EXERCISE TASK. Copy out all of the material, matching it word for word.

MATERIAL PROVIDED.
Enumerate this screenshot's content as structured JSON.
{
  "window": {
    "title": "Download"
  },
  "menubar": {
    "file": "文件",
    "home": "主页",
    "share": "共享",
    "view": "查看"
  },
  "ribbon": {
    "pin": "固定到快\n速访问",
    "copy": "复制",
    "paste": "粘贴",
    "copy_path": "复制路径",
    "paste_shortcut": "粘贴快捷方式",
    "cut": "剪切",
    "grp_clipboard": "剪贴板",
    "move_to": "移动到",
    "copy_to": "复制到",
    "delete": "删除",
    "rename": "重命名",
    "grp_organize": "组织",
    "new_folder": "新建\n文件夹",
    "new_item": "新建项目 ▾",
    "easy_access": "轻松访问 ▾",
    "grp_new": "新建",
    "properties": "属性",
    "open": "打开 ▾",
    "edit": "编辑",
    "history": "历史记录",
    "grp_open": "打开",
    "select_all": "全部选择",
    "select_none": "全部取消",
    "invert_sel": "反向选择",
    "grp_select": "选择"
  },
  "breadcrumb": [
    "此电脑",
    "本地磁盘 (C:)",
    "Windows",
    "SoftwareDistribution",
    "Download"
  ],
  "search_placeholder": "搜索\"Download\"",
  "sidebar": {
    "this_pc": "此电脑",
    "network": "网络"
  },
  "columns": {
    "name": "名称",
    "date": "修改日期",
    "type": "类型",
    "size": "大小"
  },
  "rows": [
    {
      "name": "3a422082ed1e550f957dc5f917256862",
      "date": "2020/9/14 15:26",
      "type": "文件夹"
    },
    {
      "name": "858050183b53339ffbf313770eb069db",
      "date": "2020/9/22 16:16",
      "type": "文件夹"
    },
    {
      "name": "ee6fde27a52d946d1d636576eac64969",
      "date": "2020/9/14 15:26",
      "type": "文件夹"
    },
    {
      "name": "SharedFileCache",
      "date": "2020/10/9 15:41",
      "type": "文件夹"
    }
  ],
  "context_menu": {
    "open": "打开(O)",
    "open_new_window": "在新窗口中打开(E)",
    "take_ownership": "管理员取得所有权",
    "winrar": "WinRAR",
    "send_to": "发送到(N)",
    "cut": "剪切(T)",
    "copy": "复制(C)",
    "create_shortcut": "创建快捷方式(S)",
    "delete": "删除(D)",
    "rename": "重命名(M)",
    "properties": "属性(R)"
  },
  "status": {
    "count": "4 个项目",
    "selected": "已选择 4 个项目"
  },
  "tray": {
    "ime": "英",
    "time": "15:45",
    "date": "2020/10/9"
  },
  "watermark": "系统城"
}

RESULT FOR THIS EXERCISE.
Enumerate this screenshot's content as structured JSON.
{
  "window": {
    "title": "Download"
  },
  "menubar": {
    "file": "文件",
    "home": "主页",
    "share": "共享",
    "view": "查看"
  },
  "ribbon": {
    "pin": "固定到快\n速访问",
    "copy": "复制",
    "paste": "粘贴",
    "copy_path": "复制路径",
    "paste_shortcut": "粘贴快捷方式",
    "cut": "剪切",
    "grp_clipboard": "剪贴板",
    "move_to": "移动到",
    "copy_to": "复制到",
    "delete": "删除",
    "rename": "重命名",
    "grp_organize": "组织",
    "new_folder": "新建\n文件夹",
    "new_item": "新建项目 ▾",
    "easy_access": "轻松访问 ▾",
    "grp_new": "新建",
    "properties": "属性",
    "open": "打开 ▾",
    "edit": "编辑",
    "history": "历史记录",
    "grp_open": "打开",
    "select_all": "全部选择",
    "select_none": "全部取消",
    "invert_sel": "反向选择",
    "grp_select": "选择"
  },
  "breadcrumb": [
    "此电脑",
    "本地磁盘 (C:)",
    "Windows",
    "SoftwareDistribution",
    "Download"
  ],
  "search_placeholder": "搜索\"Download\"",
  "sidebar": {
    "this_pc": "此电脑",
    "network": "网络"
  },
  "columns": {
    "name": "名称",
    "date": "修改日期",
    "type": "类型",
    "size": "大小"
  },
  "rows": [
    {
      "name": "3a422082ed1e550f957dc5f917256862",
      "date": "2020/9/14 15:26",
      "type": "文件夹"
    },
    {
      "name": "858050183b53339ffbf313770eb069db",
      "date": "2020/9/22 16:16",
      "type": "文件夹"
    },
    {
      "name": "ee6fde27a52d946d1d636576eac64969",
      "date": "2020/9/14 15:26",
      "type": "文件夹"
    },
    {
      "name": "SharedFileCache",
      "date": "2020/10/9 15:41",
      "type": "文件夹"
    }
  ],
  "context_menu": {
    "open": "打开(O)",
    "open_new_window": "在新窗口中打开(E)",
    "take_ownership": "管理员取得所有权",
    "winrar": "WinRAR",
    "send_to": "发送到(N)",
    "cut": "剪切(T)",
    "copy": "复制(C)",
    "create_shortcut": "创建快捷方式(S)",
    "delete": "删除(D)",
    "rename": "重命名(M)",
    "properties": "属性(R)"
  },
  "status": {
    "count": "4 个项目",
    "selected": "已选择 4 个项目"
  },
  "tray": {
    "ime": "英",
    "time": "15:45",
    "date": "2020/10/9"
  },
  "watermark": "系统城"
}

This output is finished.